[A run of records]
--*--
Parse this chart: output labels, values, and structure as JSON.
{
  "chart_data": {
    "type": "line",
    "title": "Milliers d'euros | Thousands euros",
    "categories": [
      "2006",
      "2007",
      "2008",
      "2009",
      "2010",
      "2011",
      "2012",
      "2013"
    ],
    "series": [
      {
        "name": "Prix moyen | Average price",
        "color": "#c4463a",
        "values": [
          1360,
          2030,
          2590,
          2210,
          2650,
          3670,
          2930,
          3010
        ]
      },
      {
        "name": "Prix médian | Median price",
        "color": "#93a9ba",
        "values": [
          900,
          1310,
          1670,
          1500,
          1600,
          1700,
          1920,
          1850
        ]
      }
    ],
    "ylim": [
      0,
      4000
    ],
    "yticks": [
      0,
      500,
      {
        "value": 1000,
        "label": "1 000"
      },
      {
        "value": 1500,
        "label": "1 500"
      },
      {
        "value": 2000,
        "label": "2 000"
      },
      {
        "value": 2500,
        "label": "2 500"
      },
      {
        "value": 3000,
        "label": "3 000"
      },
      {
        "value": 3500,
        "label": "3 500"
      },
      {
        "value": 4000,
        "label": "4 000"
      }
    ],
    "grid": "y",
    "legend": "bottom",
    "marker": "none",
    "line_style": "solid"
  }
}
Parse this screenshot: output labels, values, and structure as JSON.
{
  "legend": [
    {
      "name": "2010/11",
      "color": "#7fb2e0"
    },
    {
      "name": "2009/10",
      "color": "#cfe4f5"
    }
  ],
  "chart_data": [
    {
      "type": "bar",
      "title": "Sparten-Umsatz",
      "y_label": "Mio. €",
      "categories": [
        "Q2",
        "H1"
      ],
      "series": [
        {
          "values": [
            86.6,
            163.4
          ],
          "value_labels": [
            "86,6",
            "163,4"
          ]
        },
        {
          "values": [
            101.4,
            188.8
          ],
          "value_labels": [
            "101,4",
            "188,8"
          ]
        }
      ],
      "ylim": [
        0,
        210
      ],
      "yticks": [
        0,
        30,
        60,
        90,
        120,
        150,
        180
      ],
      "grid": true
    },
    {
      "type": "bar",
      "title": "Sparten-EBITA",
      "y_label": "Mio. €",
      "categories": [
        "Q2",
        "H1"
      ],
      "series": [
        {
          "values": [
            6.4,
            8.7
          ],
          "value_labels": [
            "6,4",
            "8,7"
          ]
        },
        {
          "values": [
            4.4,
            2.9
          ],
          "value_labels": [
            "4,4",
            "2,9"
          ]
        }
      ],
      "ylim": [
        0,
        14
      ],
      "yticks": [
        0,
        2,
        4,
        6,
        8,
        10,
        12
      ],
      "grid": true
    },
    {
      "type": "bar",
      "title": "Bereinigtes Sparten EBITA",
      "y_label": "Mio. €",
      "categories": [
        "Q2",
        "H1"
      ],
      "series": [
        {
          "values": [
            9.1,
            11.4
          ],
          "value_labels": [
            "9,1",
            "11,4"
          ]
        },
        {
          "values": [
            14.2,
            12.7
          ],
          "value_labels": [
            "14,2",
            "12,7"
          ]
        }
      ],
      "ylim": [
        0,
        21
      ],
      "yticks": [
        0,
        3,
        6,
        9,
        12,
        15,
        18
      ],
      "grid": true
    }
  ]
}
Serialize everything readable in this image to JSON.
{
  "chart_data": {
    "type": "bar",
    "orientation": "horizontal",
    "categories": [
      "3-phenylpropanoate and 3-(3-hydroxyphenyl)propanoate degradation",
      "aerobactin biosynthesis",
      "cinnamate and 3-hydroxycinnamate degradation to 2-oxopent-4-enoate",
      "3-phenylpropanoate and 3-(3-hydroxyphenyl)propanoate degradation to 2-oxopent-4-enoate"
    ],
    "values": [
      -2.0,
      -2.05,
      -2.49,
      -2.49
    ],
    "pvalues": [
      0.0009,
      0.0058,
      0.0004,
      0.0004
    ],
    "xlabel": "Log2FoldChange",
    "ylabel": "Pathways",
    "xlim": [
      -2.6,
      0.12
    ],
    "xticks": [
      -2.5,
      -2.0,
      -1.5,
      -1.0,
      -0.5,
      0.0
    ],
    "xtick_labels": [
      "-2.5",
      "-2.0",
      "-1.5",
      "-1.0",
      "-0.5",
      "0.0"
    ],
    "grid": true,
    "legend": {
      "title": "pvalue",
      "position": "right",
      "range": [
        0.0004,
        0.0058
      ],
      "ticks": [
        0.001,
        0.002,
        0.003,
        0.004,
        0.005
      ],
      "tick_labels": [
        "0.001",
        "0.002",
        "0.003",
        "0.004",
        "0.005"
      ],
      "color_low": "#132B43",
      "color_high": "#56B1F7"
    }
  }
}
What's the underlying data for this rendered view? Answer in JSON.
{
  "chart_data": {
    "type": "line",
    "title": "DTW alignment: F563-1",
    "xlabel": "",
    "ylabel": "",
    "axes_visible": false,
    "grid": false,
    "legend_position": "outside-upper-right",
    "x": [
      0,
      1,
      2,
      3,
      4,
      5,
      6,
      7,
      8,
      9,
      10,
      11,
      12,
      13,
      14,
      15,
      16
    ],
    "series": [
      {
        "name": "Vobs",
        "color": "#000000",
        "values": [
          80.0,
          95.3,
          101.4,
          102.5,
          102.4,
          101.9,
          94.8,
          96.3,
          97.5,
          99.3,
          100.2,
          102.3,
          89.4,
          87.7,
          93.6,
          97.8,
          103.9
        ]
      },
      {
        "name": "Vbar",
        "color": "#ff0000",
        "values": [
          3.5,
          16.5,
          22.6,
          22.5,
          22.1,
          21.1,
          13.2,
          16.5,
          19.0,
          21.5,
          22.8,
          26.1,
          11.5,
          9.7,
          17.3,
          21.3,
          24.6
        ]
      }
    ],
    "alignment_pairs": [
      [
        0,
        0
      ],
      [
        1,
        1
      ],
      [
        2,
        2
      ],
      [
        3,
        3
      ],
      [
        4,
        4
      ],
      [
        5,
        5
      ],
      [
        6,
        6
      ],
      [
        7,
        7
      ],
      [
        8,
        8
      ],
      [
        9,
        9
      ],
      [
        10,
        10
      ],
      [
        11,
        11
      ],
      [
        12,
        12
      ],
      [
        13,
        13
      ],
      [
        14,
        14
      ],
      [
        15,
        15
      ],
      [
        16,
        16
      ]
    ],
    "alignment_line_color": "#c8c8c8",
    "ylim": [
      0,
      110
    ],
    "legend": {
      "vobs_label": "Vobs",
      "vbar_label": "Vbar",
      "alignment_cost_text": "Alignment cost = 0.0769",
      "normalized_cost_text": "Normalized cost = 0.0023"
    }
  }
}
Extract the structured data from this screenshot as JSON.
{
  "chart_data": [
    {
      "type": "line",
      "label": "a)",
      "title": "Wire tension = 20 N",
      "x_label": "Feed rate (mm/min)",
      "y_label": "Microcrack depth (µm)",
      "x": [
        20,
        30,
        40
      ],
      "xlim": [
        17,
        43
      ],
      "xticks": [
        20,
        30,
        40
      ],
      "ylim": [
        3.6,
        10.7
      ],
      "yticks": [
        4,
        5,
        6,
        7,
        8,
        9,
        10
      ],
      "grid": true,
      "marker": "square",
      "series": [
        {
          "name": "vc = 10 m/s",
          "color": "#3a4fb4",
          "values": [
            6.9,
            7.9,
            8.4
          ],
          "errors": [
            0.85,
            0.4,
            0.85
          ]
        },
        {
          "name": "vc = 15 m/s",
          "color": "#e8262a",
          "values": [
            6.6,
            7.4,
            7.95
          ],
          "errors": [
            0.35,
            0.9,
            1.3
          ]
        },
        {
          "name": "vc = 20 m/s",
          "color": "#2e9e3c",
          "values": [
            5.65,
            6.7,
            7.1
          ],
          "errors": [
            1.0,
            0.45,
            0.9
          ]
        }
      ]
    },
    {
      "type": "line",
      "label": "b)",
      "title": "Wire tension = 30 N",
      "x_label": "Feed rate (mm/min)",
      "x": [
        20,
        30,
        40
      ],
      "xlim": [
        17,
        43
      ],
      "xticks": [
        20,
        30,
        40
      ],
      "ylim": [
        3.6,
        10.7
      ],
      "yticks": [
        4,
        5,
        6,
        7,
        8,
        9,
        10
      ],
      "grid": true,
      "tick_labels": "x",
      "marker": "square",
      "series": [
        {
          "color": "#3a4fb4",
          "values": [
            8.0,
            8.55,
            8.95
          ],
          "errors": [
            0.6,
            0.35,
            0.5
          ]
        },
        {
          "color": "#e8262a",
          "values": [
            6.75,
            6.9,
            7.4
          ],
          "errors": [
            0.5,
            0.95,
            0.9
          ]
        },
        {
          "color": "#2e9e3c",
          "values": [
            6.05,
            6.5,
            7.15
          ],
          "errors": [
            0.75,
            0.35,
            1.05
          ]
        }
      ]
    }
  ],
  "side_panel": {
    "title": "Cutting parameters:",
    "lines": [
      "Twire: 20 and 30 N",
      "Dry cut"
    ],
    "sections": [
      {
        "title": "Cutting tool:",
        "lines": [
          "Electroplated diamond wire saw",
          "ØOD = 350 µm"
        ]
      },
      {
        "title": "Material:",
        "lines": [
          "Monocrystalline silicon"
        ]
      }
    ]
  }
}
--*--
### EXERCISE PROMPT
Determine the number of lines in the listing that contain the string "this". Write that number and nothing else.

### CORRECT OUTPUT
5